## Instrucción escrita 1
Repite tal cual el tramo del texto sobre la Iglesia en Japón que va desde "Os doy una calurosa" hasta "y mis oraciones.".
## Instrucción escrita 2
Responde estas preguntas con datos del texto sobre la Iglesia en Japón:
(a) ¿A quién se agradecen los saludos dirigidos en nombre de todos?
(b) ¿Qué santo se recuerda, junto con sus compañeros, por su sólida fe en medio de las persecuciones?
(c) ¿Qué aparición se celebra este año?

## Texto mostrado
* * * * * * * * *

Os doy una calurosa bienvenida con ocasión de vuestra visita ad limina Apostolorum, mientras realizáis vuestra peregrinación a las tumbas de los santos Pedro y Pablo. Vuestra presencia aquí me da gran alegría, porque es una oportunidad para renovar los vínculos de amor y comunión entre la Sede de Pedro y la Iglesia en Japón, y para reflexionar sobre la vida de vuestras comunidades locales. Agradezco al arzobispo Okada los saludos que me ha dirigido en nombre vuestro y de los sacerdotes, religiosos y laicos de vuestras diócesis. Os pido que les aseguréis mi afecto y mis oraciones.

La Iglesia en Japón ha experimentado abundantes bendiciones, pero también ha conocido sufrimientos. A partir de estas alegrías y dolores, vuestros antepasados en la fe os transmitieron una herencia viva que hoy adorna a la Iglesia y alienta su camino hacia el futuro. Tal herencia se funda en los misioneros que antes que nadie llegaron a estas orillas y proclamaron la Palabra de Dios, Jesucristo. Pensemos, especialmente, en san Francisco Javier, en sus compañeros, y en todos los que a lo largo de los años ofrecieron su vida al servicio del Evangelio y del pueblo japonés. El testimonio de Cristo llevó a muchos de estos misioneros, así como a algunos de los primeros miembros de la comunidad católica japonesa, a derramar su propia sangre y, a través de este sacrificio, produjo muchas bendiciones para la Iglesia, fortaleciendo la fe del pueblo. Recordemos, en particular, a san Pablo Miki y sus compañeros, cuya sólida fe en medio de las persecuciones fue para la pequeña comunidad cristiana un estímulo para perseverar en las pruebas.

Este año celebráis otro aspecto de esta rica herencia, o sea, la aparición de los «cristianos ocultos». Aun cuando todos los misioneros laicos y los sacerdotes fueron expulsados del país, la fe de la comunidad cristiana no se enfrió. Más aún, los tizones de la fe que el Espíritu Santo encendió a través de la predicación de aquellos evangelizadores y sostuvo con el testimonio de los mártires, quedaron a salvo gracias a la solicitud de los fieles laicos que conservaron la vida de oración y de catequesis de la comunidad católica en una situación de gran peligro y persecución.

* * * * * * * * *

[Anotaciones de elementos de diseño]
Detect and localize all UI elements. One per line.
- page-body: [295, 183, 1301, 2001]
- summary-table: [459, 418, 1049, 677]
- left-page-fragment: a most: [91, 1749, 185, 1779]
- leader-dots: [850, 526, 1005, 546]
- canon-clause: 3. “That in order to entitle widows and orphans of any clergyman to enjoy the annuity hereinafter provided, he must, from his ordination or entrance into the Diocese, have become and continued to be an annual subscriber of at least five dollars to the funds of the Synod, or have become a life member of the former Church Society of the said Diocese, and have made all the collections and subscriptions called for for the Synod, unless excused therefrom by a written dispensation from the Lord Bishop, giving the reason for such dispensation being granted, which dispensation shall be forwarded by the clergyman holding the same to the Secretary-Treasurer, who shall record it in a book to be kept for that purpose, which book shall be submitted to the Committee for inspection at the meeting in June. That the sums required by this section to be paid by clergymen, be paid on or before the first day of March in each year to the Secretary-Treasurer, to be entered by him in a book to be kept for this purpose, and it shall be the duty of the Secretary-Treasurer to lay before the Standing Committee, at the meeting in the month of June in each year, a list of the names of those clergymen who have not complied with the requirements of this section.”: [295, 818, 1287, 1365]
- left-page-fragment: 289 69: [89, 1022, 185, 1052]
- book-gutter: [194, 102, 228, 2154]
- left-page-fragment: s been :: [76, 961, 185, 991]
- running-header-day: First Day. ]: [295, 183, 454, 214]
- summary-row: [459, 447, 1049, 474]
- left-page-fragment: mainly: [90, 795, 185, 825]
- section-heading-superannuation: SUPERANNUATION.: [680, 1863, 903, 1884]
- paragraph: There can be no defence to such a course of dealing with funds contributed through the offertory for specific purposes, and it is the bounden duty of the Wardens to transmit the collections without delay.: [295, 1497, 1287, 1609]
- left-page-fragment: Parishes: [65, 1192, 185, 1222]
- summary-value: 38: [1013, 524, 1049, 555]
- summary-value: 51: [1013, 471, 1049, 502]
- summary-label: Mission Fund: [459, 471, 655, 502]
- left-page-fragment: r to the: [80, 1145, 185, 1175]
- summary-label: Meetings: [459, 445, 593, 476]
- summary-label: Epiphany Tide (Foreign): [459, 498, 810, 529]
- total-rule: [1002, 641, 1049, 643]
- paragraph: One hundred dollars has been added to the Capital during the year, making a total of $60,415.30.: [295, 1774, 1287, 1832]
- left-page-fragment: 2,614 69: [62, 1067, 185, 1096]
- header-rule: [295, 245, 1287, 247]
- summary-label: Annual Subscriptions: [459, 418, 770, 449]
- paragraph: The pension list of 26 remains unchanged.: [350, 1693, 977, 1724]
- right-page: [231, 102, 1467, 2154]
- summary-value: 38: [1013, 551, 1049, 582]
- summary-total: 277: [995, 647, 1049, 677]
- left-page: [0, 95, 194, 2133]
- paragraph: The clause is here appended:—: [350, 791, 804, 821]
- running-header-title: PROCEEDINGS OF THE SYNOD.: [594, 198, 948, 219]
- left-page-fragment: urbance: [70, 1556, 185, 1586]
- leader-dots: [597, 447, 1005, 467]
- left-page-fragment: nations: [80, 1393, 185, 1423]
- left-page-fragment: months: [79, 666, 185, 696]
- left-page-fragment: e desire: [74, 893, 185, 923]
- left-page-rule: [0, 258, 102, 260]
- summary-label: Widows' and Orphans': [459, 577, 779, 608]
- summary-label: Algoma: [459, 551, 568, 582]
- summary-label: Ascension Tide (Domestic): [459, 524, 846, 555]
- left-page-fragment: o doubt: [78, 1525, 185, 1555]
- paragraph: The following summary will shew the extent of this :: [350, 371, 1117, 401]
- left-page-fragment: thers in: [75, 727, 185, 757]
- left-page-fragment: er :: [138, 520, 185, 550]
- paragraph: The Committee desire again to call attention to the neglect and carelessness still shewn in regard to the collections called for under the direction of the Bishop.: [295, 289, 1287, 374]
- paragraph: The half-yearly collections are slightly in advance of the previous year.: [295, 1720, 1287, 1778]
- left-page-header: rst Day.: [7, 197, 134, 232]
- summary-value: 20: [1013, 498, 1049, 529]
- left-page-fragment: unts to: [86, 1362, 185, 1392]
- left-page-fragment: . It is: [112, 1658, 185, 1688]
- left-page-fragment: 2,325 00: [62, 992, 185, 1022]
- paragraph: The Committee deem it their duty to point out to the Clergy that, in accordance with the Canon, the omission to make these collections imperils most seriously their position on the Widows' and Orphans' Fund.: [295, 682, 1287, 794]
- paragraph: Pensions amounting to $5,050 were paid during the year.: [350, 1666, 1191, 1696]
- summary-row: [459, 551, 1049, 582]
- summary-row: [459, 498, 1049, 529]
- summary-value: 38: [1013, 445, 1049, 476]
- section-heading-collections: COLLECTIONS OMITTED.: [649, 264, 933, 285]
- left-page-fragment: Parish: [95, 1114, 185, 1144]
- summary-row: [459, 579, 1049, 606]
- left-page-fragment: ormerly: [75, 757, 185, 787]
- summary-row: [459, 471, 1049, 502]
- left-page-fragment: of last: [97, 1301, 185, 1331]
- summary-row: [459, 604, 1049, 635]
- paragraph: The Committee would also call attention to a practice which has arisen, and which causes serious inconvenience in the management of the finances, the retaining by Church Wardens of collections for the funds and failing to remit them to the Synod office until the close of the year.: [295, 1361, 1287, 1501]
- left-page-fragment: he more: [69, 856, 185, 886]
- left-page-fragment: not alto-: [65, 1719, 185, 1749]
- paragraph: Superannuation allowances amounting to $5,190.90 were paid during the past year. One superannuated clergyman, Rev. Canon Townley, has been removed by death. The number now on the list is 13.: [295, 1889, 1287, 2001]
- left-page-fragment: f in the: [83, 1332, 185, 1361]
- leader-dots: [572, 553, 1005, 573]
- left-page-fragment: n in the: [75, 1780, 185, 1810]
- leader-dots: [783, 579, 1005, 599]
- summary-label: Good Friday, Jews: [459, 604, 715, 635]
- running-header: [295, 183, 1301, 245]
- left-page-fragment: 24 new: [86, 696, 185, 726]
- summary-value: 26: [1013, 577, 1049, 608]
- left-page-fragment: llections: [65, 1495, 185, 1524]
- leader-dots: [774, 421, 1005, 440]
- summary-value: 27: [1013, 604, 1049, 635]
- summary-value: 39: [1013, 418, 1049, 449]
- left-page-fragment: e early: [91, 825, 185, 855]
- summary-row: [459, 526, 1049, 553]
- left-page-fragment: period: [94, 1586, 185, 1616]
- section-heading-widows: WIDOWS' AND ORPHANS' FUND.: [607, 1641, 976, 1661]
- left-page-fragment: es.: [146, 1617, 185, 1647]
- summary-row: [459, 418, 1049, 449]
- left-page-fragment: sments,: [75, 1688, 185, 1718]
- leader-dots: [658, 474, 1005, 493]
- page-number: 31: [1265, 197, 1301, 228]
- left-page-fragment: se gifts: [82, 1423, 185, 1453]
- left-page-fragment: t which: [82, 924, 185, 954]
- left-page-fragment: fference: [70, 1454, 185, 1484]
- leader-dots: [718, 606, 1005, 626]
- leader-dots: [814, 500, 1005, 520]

* * * * * * * * *

## Respuesta correcta 1
Os doy una calurosa bienvenida con ocasión de vuestra visita ad limina Apostolorum, mientras realizáis vuestra peregrinación a las tumbas de los santos Pedro y Pablo. Vuestra presencia aquí me da gran alegría, porque es una oportunidad para renovar los vínculos de amor y comunión entre la Sede de Pedro y la Iglesia en Japón, y para reflexionar sobre la vida de vuestras comunidades locales. Agradezco al arzobispo Okada los saludos que me ha dirigido en nombre vuestro y de los sacerdotes, religiosos y laicos de vuestras diócesis. Os pido que les aseguréis mi afecto y mis oraciones.

## Respuesta correcta 2
(a) Al arzobispo Okada.
(b) San Pablo Miki.
(c) La de los «cristianos ocultos».